GIVEN TASK:
Quote, without change, all of the lines that follow.

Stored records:
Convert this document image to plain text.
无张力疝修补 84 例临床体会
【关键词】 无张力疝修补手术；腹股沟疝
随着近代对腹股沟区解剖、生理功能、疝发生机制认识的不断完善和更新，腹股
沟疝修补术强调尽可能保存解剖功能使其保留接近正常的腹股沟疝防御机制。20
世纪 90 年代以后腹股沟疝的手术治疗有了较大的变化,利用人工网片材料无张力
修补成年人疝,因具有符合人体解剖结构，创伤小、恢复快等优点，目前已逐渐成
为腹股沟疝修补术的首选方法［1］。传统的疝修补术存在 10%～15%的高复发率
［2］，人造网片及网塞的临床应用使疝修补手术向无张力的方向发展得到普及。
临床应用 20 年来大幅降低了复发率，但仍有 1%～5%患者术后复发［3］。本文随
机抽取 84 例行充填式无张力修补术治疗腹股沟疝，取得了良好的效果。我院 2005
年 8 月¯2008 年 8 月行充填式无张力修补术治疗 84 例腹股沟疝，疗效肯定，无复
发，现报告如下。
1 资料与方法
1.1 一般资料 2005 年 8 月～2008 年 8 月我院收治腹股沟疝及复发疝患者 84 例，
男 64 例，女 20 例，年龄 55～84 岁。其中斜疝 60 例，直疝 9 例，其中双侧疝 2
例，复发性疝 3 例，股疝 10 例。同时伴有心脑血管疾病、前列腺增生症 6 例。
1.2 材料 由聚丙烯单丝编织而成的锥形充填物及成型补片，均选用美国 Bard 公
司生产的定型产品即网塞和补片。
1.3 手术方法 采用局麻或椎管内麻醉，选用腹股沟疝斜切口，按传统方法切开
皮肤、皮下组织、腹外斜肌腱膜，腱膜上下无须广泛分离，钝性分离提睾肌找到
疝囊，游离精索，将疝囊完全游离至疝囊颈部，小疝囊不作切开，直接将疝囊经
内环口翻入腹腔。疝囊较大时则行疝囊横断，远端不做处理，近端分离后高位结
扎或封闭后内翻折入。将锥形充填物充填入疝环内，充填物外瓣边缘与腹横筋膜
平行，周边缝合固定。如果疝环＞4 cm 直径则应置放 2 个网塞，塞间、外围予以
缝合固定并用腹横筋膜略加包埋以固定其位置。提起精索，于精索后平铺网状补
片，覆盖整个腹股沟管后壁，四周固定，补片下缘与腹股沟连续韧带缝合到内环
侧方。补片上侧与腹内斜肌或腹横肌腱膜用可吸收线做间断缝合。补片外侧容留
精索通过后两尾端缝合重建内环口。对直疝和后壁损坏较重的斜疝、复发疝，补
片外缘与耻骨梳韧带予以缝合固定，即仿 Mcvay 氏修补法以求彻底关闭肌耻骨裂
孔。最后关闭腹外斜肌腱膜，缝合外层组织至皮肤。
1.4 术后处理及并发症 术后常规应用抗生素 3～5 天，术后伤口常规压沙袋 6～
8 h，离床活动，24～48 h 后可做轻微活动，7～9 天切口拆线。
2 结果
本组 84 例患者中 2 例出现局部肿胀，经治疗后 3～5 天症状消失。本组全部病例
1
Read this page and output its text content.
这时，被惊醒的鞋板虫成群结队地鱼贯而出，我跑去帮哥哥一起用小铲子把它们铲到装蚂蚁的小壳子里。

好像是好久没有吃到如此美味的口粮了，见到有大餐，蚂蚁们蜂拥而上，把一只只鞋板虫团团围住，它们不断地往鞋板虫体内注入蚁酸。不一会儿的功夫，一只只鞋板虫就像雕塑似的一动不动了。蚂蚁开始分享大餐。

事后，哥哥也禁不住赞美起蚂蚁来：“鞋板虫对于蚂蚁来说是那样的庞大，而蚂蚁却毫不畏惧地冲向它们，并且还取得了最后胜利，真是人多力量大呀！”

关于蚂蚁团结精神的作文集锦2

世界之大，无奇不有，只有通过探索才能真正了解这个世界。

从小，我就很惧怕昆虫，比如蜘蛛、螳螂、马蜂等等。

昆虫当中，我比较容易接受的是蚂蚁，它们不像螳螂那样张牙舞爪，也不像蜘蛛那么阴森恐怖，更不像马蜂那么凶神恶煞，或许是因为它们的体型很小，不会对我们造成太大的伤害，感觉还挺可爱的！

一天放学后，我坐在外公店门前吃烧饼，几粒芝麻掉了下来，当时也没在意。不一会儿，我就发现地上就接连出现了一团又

REPLY:
Convert this document image to plain text.
无张力疝修补 84 例临床体会
【关键词】 无张力疝修补手术；腹股沟疝
随着近代对腹股沟区解剖、生理功能、疝发生机制认识的不断完善和更新，腹股
沟疝修补术强调尽可能保存解剖功能使其保留接近正常的腹股沟疝防御机制。20
世纪 90 年代以后腹股沟疝的手术治疗有了较大的变化,利用人工网片材料无张力
修补成年人疝,因具有符合人体解剖结构，创伤小、恢复快等优点，目前已逐渐成
为腹股沟疝修补术的首选方法［1］。传统的疝修补术存在 10%～15%的高复发率
［2］，人造网片及网塞的临床应用使疝修补手术向无张力的方向发展得到普及。
临床应用 20 年来大幅降低了复发率，但仍有 1%～5%患者术后复发［3］。本文随
机抽取 84 例行充填式无张力修补术治疗腹股沟疝，取得了良好的效果。我院 2005
年 8 月¯2008 年 8 月行充填式无张力修补术治疗 84 例腹股沟疝，疗效肯定，无复
发，现报告如下。
1 资料与方法
1.1 一般资料 2005 年 8 月～2008 年 8 月我院收治腹股沟疝及复发疝患者 84 例，
男 64 例，女 20 例，年龄 55～84 岁。其中斜疝 60 例，直疝 9 例，其中双侧疝 2
例，复发性疝 3 例，股疝 10 例。同时伴有心脑血管疾病、前列腺增生症 6 例。
1.2 材料 由聚丙烯单丝编织而成的锥形充填物及成型补片，均选用美国 Bard 公
司生产的定型产品即网塞和补片。
1.3 手术方法 采用局麻或椎管内麻醉，选用腹股沟疝斜切口，按传统方法切开
皮肤、皮下组织、腹外斜肌腱膜，腱膜上下无须广泛分离，钝性分离提睾肌找到
疝囊，游离精索，将疝囊完全游离至疝囊颈部，小疝囊不作切开，直接将疝囊经
内环口翻入腹腔。疝囊较大时则行疝囊横断，远端不做处理，近端分离后高位结
扎或封闭后内翻折入。将锥形充填物充填入疝环内，充填物外瓣边缘与腹横筋膜
平行，周边缝合固定。如果疝环＞4 cm 直径则应置放 2 个网塞，塞间、外围予以
缝合固定并用腹横筋膜略加包埋以固定其位置。提起精索，于精索后平铺网状补
片，覆盖整个腹股沟管后壁，四周固定，补片下缘与腹股沟连续韧带缝合到内环
侧方。补片上侧与腹内斜肌或腹横肌腱膜用可吸收线做间断缝合。补片外侧容留
精索通过后两尾端缝合重建内环口。对直疝和后壁损坏较重的斜疝、复发疝，补
片外缘与耻骨梳韧带予以缝合固定，即仿 Mcvay 氏修补法以求彻底关闭肌耻骨裂
孔。最后关闭腹外斜肌腱膜，缝合外层组织至皮肤。
1.4 术后处理及并发症 术后常规应用抗生素 3～5 天，术后伤口常规压沙袋 6～
8 h，离床活动，24～48 h 后可做轻微活动，7～9 天切口拆线。
2 结果
本组 84 例患者中 2 例出现局部肿胀，经治疗后 3～5 天症状消失。本组全部病例
1
Read this page and output its text content.
这时，被惊醒的鞋板虫成群结队地鱼贯而出，我跑去帮哥哥一起用小铲子把它们铲到装蚂蚁的小壳子里。

好像是好久没有吃到如此美味的口粮了，见到有大餐，蚂蚁们蜂拥而上，把一只只鞋板虫团团围住，它们不断地往鞋板虫体内注入蚁酸。不一会儿的功夫，一只只鞋板虫就像雕塑似的一动不动了。蚂蚁开始分享大餐。

事后，哥哥也禁不住赞美起蚂蚁来：“鞋板虫对于蚂蚁来说是那样的庞大，而蚂蚁却毫不畏惧地冲向它们，并且还取得了最后胜利，真是人多力量大呀！”

关于蚂蚁团结精神的作文集锦2

世界之大，无奇不有，只有通过探索才能真正了解这个世界。

从小，我就很惧怕昆虫，比如蜘蛛、螳螂、马蜂等等。

昆虫当中，我比较容易接受的是蚂蚁，它们不像螳螂那样张牙舞爪，也不像蜘蛛那么阴森恐怖，更不像马蜂那么凶神恶煞，或许是因为它们的体型很小，不会对我们造成太大的伤害，感觉还挺可爱的！

一天放学后，我坐在外公店门前吃烧饼，几粒芝麻掉了下来，当时也没在意。不一会儿，我就发现地上就接连出现了一团又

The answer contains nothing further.